Stated task:
Quote the lines of the items below verbatim, starting with the line containing "table-column-body [377, 248, 419, 368]" and ending with the line containing "search-field[interactable]: Search : [706, 182, 974, 209]", both of those lines included.

═══ Record set

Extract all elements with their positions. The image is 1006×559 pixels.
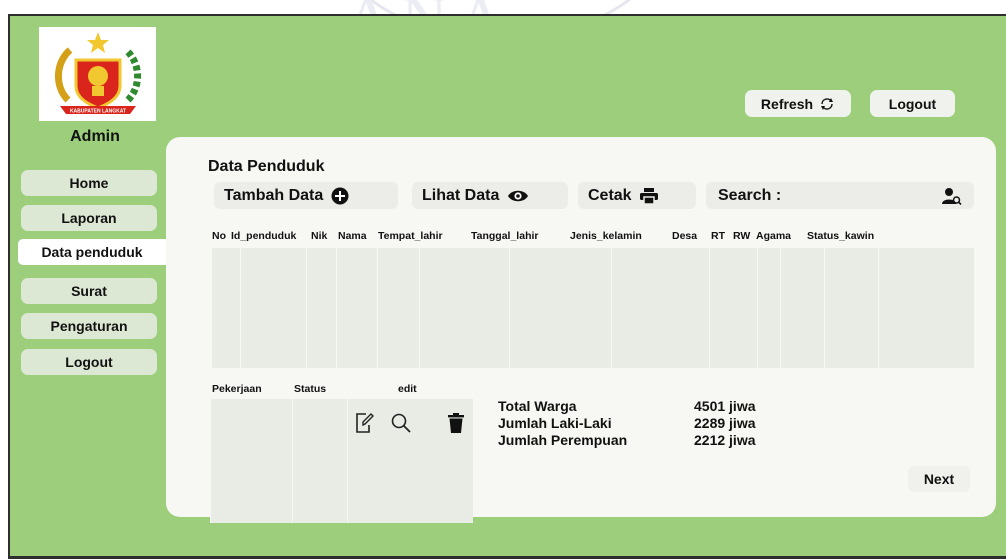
table-column-body [377, 248, 419, 368]
column-header: Agama [756, 230, 792, 242]
eye-icon [508, 190, 529, 201]
sidebar-title: Admin [70, 128, 120, 145]
sidebar-item-pengaturan[interactable]: Pengaturan [21, 313, 157, 339]
refresh-label: Refresh [760, 95, 814, 112]
column-header: No [212, 230, 226, 242]
logo-caption: KABUPATEN LANGKAT [69, 109, 125, 115]
print-label: Cetak [588, 186, 632, 204]
table-column-body [509, 248, 611, 368]
sidebar-item-data-penduduk[interactable]: Data penduduk [18, 239, 166, 265]
table-column-body [240, 248, 306, 368]
column-header: Tempat_lahir [378, 230, 443, 242]
sidebar-item-label: Home [69, 175, 109, 191]
plus-circle-icon [331, 187, 349, 204]
logout-button-top[interactable]: Logout [870, 90, 955, 117]
summary-value: 4501 jiwa [694, 398, 756, 414]
sidebar-item-label: Laporan [61, 210, 117, 226]
refresh-button[interactable]: Refresh [745, 90, 851, 117]
trash-icon[interactable] [446, 412, 468, 434]
column-header: Tanggal_lahir [471, 230, 539, 242]
column-header: Nik [311, 230, 328, 242]
column-header: Id_penduduk [231, 230, 297, 242]
edit-icon[interactable] [354, 412, 376, 434]
regency-emblem-icon: KABUPATEN LANGKAT [54, 32, 141, 115]
print-button[interactable]: Cetak [578, 182, 696, 209]
summary-value: 2212 jiwa [694, 432, 756, 448]
table-column-body [709, 248, 757, 368]
summary-label: Jumlah Perempuan [498, 432, 628, 448]
printer-icon [639, 187, 658, 204]
sidebar-item-label: Logout [65, 354, 113, 370]
column-header: Status_kawin [807, 230, 875, 242]
column-header: RT [711, 230, 725, 242]
user-search-icon [942, 187, 962, 205]
search-label: Search : [718, 186, 782, 204]
table-column-body [611, 248, 709, 368]
column-header: Pekerjaan [212, 383, 262, 395]
next-button[interactable]: Next [908, 466, 970, 492]
column-header: Status [294, 383, 327, 395]
table-column-body [292, 399, 347, 523]
table-column-body [210, 399, 292, 523]
search-field[interactable]: Search : [706, 182, 974, 209]
logout-top-label: Logout [888, 95, 937, 112]
table-column-body [757, 248, 780, 368]
view-data-label: Lihat Data [422, 186, 500, 204]
table-column-body [336, 248, 377, 368]
logo: KABUPATEN LANGKAT [39, 27, 156, 121]
sidebar-item-logout[interactable]: Logout [21, 349, 157, 375]
add-data-button[interactable]: Tambah Data [214, 182, 398, 209]
summary-value: 2289 jiwa [694, 415, 756, 431]
column-header: Desa [672, 230, 698, 242]
column-header: RW [733, 230, 751, 242]
refresh-icon [821, 97, 834, 110]
summary-label: Jumlah Laki-Laki [498, 415, 612, 431]
sidebar-item-surat[interactable]: Surat [21, 278, 157, 304]
view-data-button[interactable]: Lihat Data [412, 182, 568, 209]
table-column-body [824, 248, 878, 368]
table-column-body [878, 248, 974, 368]
next-label: Next [923, 471, 955, 487]
sidebar-item-label: Data penduduk [41, 244, 143, 260]
column-header: Nama [338, 230, 367, 242]
search-icon[interactable] [390, 412, 412, 434]
page-title: Data Penduduk [208, 158, 325, 175]
column-header: edit [398, 383, 417, 395]
table-column-body [211, 248, 240, 368]
table-column-body [780, 248, 824, 368]
sidebar-item-label: Pengaturan [50, 318, 128, 334]
sidebar-item-home[interactable]: Home [21, 170, 157, 196]
sidebar-item-label: Surat [71, 283, 107, 299]
sidebar-item-laporan[interactable]: Laporan [21, 205, 157, 231]
summary-label: Total Warga [498, 398, 577, 414]
table-column-body [306, 248, 336, 368]
add-data-label: Tambah Data [224, 186, 324, 204]
table-column-body [419, 248, 509, 368]
column-header: Jenis_kelamin [570, 230, 642, 242]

══════

Finished exercise:
table-column-body [377, 248, 419, 368]
column-header: Agama [756, 230, 792, 242]
eye-icon [508, 190, 529, 201]
sidebar-title: Admin [70, 128, 120, 145]
sidebar-item-pengaturan[interactable]: Pengaturan [21, 313, 157, 339]
refresh-label: Refresh [760, 95, 814, 112]
column-header: No [212, 230, 226, 242]
logo-caption: KABUPATEN LANGKAT [69, 109, 125, 115]
print-label: Cetak [588, 186, 632, 204]
table-column-body [509, 248, 611, 368]
sidebar-item-data-penduduk[interactable]: Data penduduk [18, 239, 166, 265]
table-column-body [240, 248, 306, 368]
column-header: Tempat_lahir [378, 230, 443, 242]
sidebar-item-label: Home [69, 175, 109, 191]
plus-circle-icon [331, 187, 349, 204]
logout-button-top[interactable]: Logout [870, 90, 955, 117]
summary-value: 4501 jiwa [694, 398, 756, 414]
sidebar-item-label: Laporan [61, 210, 117, 226]
refresh-button[interactable]: Refresh [745, 90, 851, 117]
trash-icon[interactable] [446, 412, 468, 434]
column-header: Tanggal_lahir [471, 230, 539, 242]
column-header: Nik [311, 230, 328, 242]
column-header: Id_penduduk [231, 230, 297, 242]
edit-icon[interactable] [354, 412, 376, 434]
regency-emblem-icon: KABUPATEN LANGKAT [54, 32, 141, 115]
print-button[interactable]: Cetak [578, 182, 696, 209]
summary-value: 2212 jiwa [694, 432, 756, 448]
table-column-body [709, 248, 757, 368]
summary-label: Jumlah Perempuan [498, 432, 628, 448]
printer-icon [639, 187, 658, 204]
sidebar-item-label: Logout [65, 354, 113, 370]
column-header: Status_kawin [807, 230, 875, 242]
column-header: RT [711, 230, 725, 242]
user-search-icon [942, 187, 962, 205]
search-label: Search : [718, 186, 782, 204]
table-column-body [611, 248, 709, 368]
column-header: Pekerjaan [212, 383, 262, 395]
next-button[interactable]: Next [908, 466, 970, 492]
column-header: Status [294, 383, 327, 395]
table-column-body [292, 399, 347, 523]
table-column-body [210, 399, 292, 523]
search-field[interactable]: Search : [706, 182, 974, 209]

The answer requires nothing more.